• Directive:
Images embedded in the records are excluded; print everything else exactly as given.
--------------------------------
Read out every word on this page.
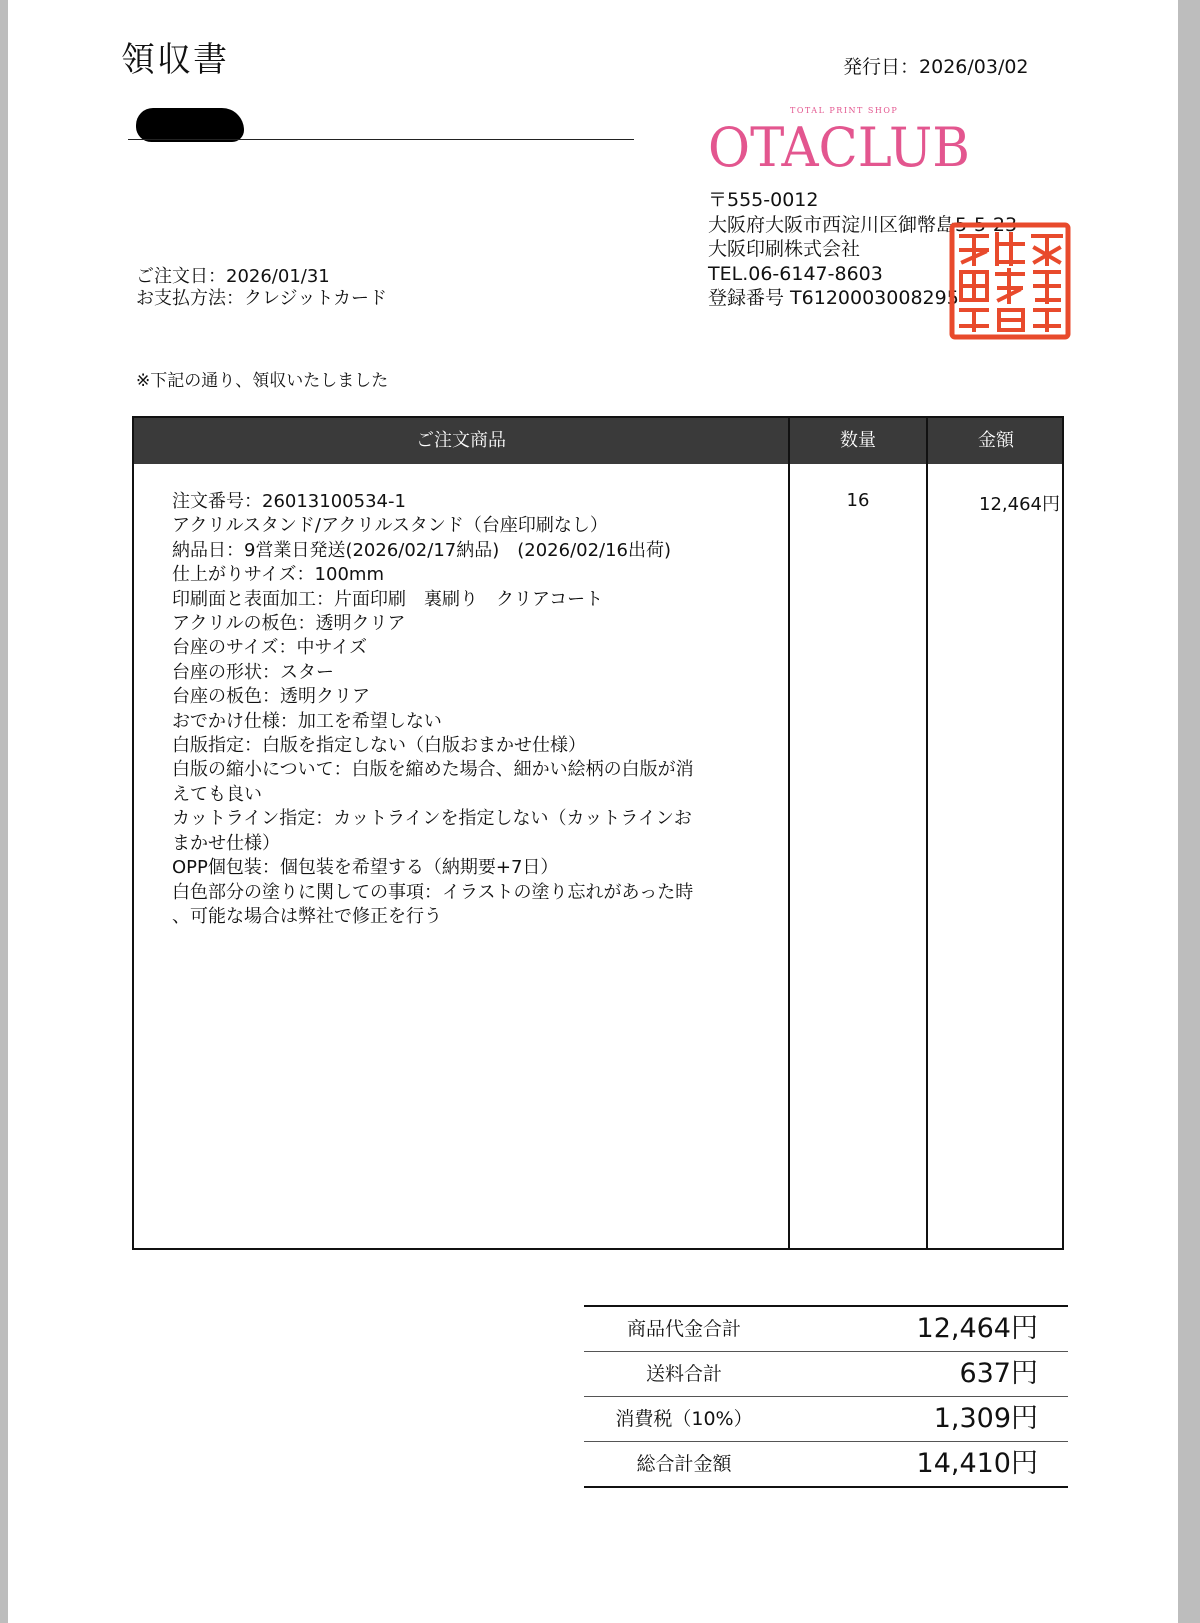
領収書	発行日：2026/03/02
TOTAL PRINT SHOP
OTACLUB
〒555-0012
大阪府大阪市西淀川区御幣島5-5-23
大阪印刷株式会社
TEL.06-6147-8603
登録番号 T6120003008295
ご注文日：2026/01/31
お支払方法：クレジットカード
※下記の通り、領収いたしました
ご注文商品	数量	金額
注文番号：26013100534-1
アクリルスタンド/アクリルスタンド（台座印刷なし）
納品日：9営業日発送(2026/02/17納品)　(2026/02/16出荷)
仕上がりサイズ：100mm
印刷面と表面加工：片面印刷　裏刷り　クリアコート
アクリルの板色：透明クリア
台座のサイズ：中サイズ
台座の形状：スター
台座の板色：透明クリア
おでかけ仕様：加工を希望しない
白版指定：白版を指定しない（白版おまかせ仕様）
白版の縮小について：白版を縮めた場合、細かい絵柄の白版が消
えても良い
カットライン指定：カットラインを指定しない（カットラインお
まかせ仕様）
OPP個包装：個包装を希望する（納期要+7日）
白色部分の塗りに関しての事項：イラストの塗り忘れがあった時
、可能な場合は弊社で修正を行う
16	12,464円
商品代金合計	12,464円
送料合計	637円
消費税（10%）	1,309円
総合計金額	14,410円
--------------------------------
• Result for this exercise:
Read out every word on this page.
領収書	発行日：2026/03/02
TOTAL PRINT SHOP
OTACLUB
〒555-0012
大阪府大阪市西淀川区御幣島5-5-23
大阪印刷株式会社
TEL.06-6147-8603
登録番号 T6120003008295
ご注文日：2026/01/31
お支払方法：クレジットカード
※下記の通り、領収いたしました
ご注文商品	数量	金額
注文番号：26013100534-1
アクリルスタンド/アクリルスタンド（台座印刷なし）
納品日：9営業日発送(2026/02/17納品)　(2026/02/16出荷)
仕上がりサイズ：100mm
印刷面と表面加工：片面印刷　裏刷り　クリアコート
アクリルの板色：透明クリア
台座のサイズ：中サイズ
台座の形状：スター
台座の板色：透明クリア
おでかけ仕様：加工を希望しない
白版指定：白版を指定しない（白版おまかせ仕様）
白版の縮小について：白版を縮めた場合、細かい絵柄の白版が消
えても良い
カットライン指定：カットラインを指定しない（カットラインお
まかせ仕様）
OPP個包装：個包装を希望する（納期要+7日）
白色部分の塗りに関しての事項：イラストの塗り忘れがあった時
、可能な場合は弊社で修正を行う
16	12,464円
商品代金合計	12,464円
送料合計	637円
消費税（10%）	1,309円
総合計金額	14,410円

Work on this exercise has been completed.